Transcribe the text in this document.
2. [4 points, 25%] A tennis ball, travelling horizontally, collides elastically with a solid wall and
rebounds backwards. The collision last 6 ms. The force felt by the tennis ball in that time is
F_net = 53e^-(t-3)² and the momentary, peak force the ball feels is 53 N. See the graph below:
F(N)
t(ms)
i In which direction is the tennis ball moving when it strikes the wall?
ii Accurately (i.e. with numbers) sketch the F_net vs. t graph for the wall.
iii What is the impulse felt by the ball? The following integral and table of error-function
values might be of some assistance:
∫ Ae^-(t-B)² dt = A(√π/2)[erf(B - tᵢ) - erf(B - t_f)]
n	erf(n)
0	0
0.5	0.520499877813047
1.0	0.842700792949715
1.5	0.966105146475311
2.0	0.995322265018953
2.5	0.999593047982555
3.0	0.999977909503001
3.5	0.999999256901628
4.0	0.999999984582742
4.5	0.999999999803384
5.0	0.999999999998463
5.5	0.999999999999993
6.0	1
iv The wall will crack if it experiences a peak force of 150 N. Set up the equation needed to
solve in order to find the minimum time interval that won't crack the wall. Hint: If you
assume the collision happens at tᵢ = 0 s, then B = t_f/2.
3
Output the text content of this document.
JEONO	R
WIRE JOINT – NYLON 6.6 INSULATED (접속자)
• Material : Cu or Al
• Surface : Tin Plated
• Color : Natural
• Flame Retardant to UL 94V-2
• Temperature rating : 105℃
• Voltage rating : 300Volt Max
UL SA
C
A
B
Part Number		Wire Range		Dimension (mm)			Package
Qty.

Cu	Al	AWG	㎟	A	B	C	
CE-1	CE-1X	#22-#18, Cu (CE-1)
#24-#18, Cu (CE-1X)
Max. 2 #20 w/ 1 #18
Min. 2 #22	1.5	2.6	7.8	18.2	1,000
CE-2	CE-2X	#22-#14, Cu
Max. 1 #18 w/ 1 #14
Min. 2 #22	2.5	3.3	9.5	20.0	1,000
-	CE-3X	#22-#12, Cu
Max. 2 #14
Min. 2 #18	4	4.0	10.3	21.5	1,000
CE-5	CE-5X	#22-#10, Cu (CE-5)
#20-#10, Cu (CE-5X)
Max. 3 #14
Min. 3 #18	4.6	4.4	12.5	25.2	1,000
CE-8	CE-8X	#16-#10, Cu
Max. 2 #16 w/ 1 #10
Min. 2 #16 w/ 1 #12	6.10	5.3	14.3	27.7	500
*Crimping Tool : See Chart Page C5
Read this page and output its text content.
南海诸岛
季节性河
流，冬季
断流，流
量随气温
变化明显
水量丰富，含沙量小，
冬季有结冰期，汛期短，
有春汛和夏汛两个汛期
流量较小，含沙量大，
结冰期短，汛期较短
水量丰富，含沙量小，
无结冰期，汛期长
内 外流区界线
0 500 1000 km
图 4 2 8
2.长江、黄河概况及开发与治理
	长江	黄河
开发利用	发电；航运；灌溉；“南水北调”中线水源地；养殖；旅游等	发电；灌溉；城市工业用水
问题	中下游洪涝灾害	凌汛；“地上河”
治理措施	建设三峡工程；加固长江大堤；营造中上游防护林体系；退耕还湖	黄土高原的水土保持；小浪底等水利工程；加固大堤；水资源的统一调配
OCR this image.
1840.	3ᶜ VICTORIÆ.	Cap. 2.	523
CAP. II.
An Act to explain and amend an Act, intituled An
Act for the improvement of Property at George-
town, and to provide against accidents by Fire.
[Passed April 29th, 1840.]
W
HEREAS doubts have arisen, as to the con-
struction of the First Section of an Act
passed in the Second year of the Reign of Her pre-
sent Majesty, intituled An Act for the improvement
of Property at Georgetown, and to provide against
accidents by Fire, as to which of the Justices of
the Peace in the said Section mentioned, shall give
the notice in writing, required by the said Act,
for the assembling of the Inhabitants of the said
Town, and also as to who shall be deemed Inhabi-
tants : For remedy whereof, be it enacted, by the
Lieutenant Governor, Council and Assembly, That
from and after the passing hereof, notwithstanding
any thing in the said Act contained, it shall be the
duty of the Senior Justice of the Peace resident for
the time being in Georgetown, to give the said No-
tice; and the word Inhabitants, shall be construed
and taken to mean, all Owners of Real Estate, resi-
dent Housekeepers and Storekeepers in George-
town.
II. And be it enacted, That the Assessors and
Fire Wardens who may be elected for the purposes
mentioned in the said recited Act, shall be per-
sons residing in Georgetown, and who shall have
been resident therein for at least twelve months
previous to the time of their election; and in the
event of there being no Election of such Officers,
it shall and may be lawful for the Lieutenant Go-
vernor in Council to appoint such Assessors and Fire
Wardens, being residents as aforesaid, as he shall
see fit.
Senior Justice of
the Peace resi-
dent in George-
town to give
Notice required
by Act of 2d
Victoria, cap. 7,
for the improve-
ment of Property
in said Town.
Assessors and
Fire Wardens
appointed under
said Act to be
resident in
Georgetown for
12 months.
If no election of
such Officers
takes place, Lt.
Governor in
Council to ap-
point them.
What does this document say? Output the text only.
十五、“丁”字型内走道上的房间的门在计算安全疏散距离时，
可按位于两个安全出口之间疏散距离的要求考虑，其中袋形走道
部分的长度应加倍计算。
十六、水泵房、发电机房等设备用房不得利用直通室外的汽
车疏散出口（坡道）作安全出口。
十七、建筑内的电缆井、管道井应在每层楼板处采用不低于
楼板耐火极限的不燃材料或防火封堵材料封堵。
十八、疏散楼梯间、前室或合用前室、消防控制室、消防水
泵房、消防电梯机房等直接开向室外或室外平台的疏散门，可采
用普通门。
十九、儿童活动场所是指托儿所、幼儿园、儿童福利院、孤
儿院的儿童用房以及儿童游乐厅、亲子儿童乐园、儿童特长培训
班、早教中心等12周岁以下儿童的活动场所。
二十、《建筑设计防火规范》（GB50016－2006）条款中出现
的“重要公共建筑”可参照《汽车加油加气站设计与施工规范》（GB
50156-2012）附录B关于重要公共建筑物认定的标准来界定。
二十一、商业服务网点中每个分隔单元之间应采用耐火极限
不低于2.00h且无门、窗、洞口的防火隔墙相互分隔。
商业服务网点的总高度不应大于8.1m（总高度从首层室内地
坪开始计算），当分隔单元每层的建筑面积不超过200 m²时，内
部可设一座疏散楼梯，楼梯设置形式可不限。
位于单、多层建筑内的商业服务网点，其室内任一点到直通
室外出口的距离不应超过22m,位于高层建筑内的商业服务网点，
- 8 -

---------------

Please quote every record above exactly as it appears.

Transcribe the text in this document.
2. [4 points, 25%] A tennis ball, travelling horizontally, collides elastically with a solid wall and
rebounds backwards. The collision last 6 ms. The force felt by the tennis ball in that time is
F_net = 53e^-(t-3)² and the momentary, peak force the ball feels is 53 N. See the graph below:
F(N)
t(ms)
i In which direction is the tennis ball moving when it strikes the wall?
ii Accurately (i.e. with numbers) sketch the F_net vs. t graph for the wall.
iii What is the impulse felt by the ball? The following integral and table of error-function
values might be of some assistance:
∫ Ae^-(t-B)² dt = A(√π/2)[erf(B - tᵢ) - erf(B - t_f)]
n	erf(n)
0	0
0.5	0.520499877813047
1.0	0.842700792949715
1.5	0.966105146475311
2.0	0.995322265018953
2.5	0.999593047982555
3.0	0.999977909503001
3.5	0.999999256901628
4.0	0.999999984582742
4.5	0.999999999803384
5.0	0.999999999998463
5.5	0.999999999999993
6.0	1
iv The wall will crack if it experiences a peak force of 150 N. Set up the equation needed to
solve in order to find the minimum time interval that won't crack the wall. Hint: If you
assume the collision happens at tᵢ = 0 s, then B = t_f/2.
3
Output the text content of this document.
JEONO	R
WIRE JOINT – NYLON 6.6 INSULATED (접속자)
• Material : Cu or Al
• Surface : Tin Plated
• Color : Natural
• Flame Retardant to UL 94V-2
• Temperature rating : 105℃
• Voltage rating : 300Volt Max
UL SA
C
A
B
Part Number		Wire Range		Dimension (mm)			Package
Qty.

Cu	Al	AWG	㎟	A	B	C	
CE-1	CE-1X	#22-#18, Cu (CE-1)
#24-#18, Cu (CE-1X)
Max. 2 #20 w/ 1 #18
Min. 2 #22	1.5	2.6	7.8	18.2	1,000
CE-2	CE-2X	#22-#14, Cu
Max. 1 #18 w/ 1 #14
Min. 2 #22	2.5	3.3	9.5	20.0	1,000
-	CE-3X	#22-#12, Cu
Max. 2 #14
Min. 2 #18	4	4.0	10.3	21.5	1,000
CE-5	CE-5X	#22-#10, Cu (CE-5)
#20-#10, Cu (CE-5X)
Max. 3 #14
Min. 3 #18	4.6	4.4	12.5	25.2	1,000
CE-8	CE-8X	#16-#10, Cu
Max. 2 #16 w/ 1 #10
Min. 2 #16 w/ 1 #12	6.10	5.3	14.3	27.7	500
*Crimping Tool : See Chart Page C5
Read this page and output its text content.
南海诸岛
季节性河
流，冬季
断流，流
量随气温
变化明显
水量丰富，含沙量小，
冬季有结冰期，汛期短，
有春汛和夏汛两个汛期
流量较小，含沙量大，
结冰期短，汛期较短
水量丰富，含沙量小，
无结冰期，汛期长
内 外流区界线
0 500 1000 km
图 4 2 8
2.长江、黄河概况及开发与治理
	长江	黄河
开发利用	发电；航运；灌溉；“南水北调”中线水源地；养殖；旅游等	发电；灌溉；城市工业用水
问题	中下游洪涝灾害	凌汛；“地上河”
治理措施	建设三峡工程；加固长江大堤；营造中上游防护林体系；退耕还湖	黄土高原的水土保持；小浪底等水利工程；加固大堤；水资源的统一调配
OCR this image.
1840.	3ᶜ VICTORIÆ.	Cap. 2.	523
CAP. II.
An Act to explain and amend an Act, intituled An
Act for the improvement of Property at George-
town, and to provide against accidents by Fire.
[Passed April 29th, 1840.]
W
HEREAS doubts have arisen, as to the con-
struction of the First Section of an Act
passed in the Second year of the Reign of Her pre-
sent Majesty, intituled An Act for the improvement
of Property at Georgetown, and to provide against
accidents by Fire, as to which of the Justices of
the Peace in the said Section mentioned, shall give
the notice in writing, required by the said Act,
for the assembling of the Inhabitants of the said
Town, and also as to who shall be deemed Inhabi-
tants : For remedy whereof, be it enacted, by the
Lieutenant Governor, Council and Assembly, That
from and after the passing hereof, notwithstanding
any thing in the said Act contained, it shall be the
duty of the Senior Justice of the Peace resident for
the time being in Georgetown, to give the said No-
tice; and the word Inhabitants, shall be construed
and taken to mean, all Owners of Real Estate, resi-
dent Housekeepers and Storekeepers in George-
town.
II. And be it enacted, That the Assessors and
Fire Wardens who may be elected for the purposes
mentioned in the said recited Act, shall be per-
sons residing in Georgetown, and who shall have
been resident therein for at least twelve months
previous to the time of their election; and in the
event of there being no Election of such Officers,
it shall and may be lawful for the Lieutenant Go-
vernor in Council to appoint such Assessors and Fire
Wardens, being residents as aforesaid, as he shall
see fit.
Senior Justice of
the Peace resi-
dent in George-
town to give
Notice required
by Act of 2d
Victoria, cap. 7,
for the improve-
ment of Property
in said Town.
Assessors and
Fire Wardens
appointed under
said Act to be
resident in
Georgetown for
12 months.
If no election of
such Officers
takes place, Lt.
Governor in
Council to ap-
point them.
What does this document say? Output the text only.
十五、“丁”字型内走道上的房间的门在计算安全疏散距离时，
可按位于两个安全出口之间疏散距离的要求考虑，其中袋形走道
部分的长度应加倍计算。
十六、水泵房、发电机房等设备用房不得利用直通室外的汽
车疏散出口（坡道）作安全出口。
十七、建筑内的电缆井、管道井应在每层楼板处采用不低于
楼板耐火极限的不燃材料或防火封堵材料封堵。
十八、疏散楼梯间、前室或合用前室、消防控制室、消防水
泵房、消防电梯机房等直接开向室外或室外平台的疏散门，可采
用普通门。
十九、儿童活动场所是指托儿所、幼儿园、儿童福利院、孤
儿院的儿童用房以及儿童游乐厅、亲子儿童乐园、儿童特长培训
班、早教中心等12周岁以下儿童的活动场所。
二十、《建筑设计防火规范》（GB50016－2006）条款中出现
的“重要公共建筑”可参照《汽车加油加气站设计与施工规范》（GB
50156-2012）附录B关于重要公共建筑物认定的标准来界定。
二十一、商业服务网点中每个分隔单元之间应采用耐火极限
不低于2.00h且无门、窗、洞口的防火隔墙相互分隔。
商业服务网点的总高度不应大于8.1m（总高度从首层室内地
坪开始计算），当分隔单元每层的建筑面积不超过200 m²时，内
部可设一座疏散楼梯，楼梯设置形式可不限。
位于单、多层建筑内的商业服务网点，其室内任一点到直通
室外出口的距离不应超过22m,位于高层建筑内的商业服务网点，
- 8 -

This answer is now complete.